(EXERCISE BRIEF) Show every line containing "Rough" by copying it.

(INFORMATION PROVIDED)
#####

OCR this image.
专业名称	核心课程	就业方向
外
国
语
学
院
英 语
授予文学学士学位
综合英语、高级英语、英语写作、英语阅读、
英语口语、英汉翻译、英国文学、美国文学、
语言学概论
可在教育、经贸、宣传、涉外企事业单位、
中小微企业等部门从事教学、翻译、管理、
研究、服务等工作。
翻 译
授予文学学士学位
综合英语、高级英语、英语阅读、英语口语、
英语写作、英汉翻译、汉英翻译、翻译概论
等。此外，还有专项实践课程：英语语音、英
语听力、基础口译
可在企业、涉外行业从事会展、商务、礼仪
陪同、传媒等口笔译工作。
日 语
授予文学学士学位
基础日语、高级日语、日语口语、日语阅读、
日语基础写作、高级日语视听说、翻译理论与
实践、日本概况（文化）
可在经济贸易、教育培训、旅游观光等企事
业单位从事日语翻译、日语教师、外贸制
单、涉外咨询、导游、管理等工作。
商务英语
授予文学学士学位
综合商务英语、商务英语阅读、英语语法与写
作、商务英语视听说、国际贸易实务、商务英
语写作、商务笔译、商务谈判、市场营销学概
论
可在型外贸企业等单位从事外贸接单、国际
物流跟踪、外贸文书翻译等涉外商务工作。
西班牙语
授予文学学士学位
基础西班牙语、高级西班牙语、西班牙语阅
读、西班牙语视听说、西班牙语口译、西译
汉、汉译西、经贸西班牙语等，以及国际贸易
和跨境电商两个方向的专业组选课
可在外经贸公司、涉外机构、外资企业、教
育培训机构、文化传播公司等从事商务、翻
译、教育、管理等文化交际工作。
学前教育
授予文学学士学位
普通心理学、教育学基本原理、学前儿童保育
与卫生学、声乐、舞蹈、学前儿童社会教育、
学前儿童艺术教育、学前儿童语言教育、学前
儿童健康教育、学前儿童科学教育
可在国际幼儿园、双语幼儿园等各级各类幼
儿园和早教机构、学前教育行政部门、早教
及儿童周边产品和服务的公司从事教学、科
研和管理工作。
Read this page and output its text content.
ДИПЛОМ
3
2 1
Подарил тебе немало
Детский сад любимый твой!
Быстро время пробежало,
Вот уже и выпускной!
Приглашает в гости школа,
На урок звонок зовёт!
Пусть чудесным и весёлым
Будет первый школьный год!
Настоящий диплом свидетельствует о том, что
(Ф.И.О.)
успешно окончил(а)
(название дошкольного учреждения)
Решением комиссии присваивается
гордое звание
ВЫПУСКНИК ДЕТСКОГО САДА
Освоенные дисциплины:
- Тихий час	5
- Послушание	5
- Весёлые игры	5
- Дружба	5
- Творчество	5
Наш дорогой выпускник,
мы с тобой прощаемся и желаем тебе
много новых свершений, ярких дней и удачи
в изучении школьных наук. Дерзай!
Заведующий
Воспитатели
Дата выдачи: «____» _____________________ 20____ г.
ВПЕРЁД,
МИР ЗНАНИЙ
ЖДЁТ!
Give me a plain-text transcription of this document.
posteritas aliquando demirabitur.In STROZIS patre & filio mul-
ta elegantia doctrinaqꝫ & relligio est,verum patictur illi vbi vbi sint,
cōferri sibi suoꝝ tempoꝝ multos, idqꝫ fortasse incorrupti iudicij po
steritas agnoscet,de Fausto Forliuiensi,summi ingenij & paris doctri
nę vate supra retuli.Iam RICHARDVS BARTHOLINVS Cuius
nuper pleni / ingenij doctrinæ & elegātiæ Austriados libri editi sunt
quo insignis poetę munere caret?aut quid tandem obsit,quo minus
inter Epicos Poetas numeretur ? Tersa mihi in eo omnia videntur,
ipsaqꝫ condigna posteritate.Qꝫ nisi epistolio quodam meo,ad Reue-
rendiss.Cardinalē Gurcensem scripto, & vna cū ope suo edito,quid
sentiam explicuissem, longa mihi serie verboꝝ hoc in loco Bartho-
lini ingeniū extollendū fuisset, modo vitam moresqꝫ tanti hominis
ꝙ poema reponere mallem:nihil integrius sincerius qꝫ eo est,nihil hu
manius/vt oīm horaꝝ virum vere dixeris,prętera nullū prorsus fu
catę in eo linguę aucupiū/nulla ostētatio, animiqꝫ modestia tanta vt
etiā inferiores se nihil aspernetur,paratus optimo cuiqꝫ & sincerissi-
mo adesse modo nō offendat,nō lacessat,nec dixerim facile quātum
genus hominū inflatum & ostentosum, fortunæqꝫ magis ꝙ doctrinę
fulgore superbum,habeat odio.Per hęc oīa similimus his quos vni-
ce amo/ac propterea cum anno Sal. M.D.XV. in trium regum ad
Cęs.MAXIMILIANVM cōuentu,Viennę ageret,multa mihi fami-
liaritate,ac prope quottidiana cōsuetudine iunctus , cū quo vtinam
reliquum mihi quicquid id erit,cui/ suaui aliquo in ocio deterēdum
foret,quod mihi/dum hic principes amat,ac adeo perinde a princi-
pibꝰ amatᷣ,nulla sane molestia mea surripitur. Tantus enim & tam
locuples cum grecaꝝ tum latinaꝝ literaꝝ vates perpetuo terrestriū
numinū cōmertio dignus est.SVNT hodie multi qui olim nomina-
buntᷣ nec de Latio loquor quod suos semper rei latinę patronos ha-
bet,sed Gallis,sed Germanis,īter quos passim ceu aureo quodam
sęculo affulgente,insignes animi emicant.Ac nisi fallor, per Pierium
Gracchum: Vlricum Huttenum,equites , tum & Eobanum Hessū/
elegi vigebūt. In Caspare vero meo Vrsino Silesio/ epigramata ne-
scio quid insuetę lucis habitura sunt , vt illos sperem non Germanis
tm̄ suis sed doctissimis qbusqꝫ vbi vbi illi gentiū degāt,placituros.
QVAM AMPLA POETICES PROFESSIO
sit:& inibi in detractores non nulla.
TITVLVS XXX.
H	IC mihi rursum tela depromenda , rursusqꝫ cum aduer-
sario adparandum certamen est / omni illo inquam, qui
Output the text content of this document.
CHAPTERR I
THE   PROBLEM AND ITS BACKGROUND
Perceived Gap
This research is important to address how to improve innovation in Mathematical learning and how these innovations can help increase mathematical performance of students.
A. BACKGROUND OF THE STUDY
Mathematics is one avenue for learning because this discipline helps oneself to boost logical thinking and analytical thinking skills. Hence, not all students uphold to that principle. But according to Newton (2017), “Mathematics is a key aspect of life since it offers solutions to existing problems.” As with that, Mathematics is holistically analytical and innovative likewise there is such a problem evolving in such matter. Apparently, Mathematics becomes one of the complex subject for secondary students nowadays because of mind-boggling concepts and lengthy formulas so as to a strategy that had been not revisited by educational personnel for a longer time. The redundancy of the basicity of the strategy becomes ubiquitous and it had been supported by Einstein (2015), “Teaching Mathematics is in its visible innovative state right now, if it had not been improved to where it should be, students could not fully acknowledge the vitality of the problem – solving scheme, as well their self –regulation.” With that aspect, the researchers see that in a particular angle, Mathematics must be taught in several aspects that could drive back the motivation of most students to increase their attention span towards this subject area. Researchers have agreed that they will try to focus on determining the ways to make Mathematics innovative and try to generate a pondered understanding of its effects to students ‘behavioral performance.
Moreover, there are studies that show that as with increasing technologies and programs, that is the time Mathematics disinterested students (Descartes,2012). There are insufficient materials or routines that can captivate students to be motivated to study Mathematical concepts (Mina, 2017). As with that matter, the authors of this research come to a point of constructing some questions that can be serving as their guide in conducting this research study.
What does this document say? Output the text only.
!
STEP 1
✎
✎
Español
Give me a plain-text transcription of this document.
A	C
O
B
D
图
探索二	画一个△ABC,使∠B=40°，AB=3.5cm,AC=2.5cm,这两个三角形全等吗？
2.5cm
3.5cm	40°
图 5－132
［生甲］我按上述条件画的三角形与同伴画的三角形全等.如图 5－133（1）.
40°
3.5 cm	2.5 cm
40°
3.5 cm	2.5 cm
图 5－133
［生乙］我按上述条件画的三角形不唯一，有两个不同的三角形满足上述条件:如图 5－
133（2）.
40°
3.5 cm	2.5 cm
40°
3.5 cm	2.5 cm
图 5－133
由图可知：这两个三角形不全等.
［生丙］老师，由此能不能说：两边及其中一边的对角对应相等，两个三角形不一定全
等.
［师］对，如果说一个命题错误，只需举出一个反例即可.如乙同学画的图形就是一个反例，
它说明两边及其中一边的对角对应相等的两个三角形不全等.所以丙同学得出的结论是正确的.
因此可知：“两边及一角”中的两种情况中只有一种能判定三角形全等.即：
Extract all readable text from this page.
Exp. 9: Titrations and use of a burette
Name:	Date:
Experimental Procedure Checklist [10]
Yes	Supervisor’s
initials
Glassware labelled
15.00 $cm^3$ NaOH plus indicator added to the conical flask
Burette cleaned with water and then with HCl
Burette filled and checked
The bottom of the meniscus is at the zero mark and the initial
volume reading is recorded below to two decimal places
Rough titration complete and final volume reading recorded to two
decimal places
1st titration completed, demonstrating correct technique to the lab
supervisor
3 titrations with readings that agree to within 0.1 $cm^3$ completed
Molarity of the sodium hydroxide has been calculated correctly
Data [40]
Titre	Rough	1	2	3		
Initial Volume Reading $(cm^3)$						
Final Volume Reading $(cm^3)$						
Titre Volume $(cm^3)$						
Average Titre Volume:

#####

(COMPLETED TASK)
Rough titration complete and final volume reading recorded to two
Titre	Rough	1	2	3		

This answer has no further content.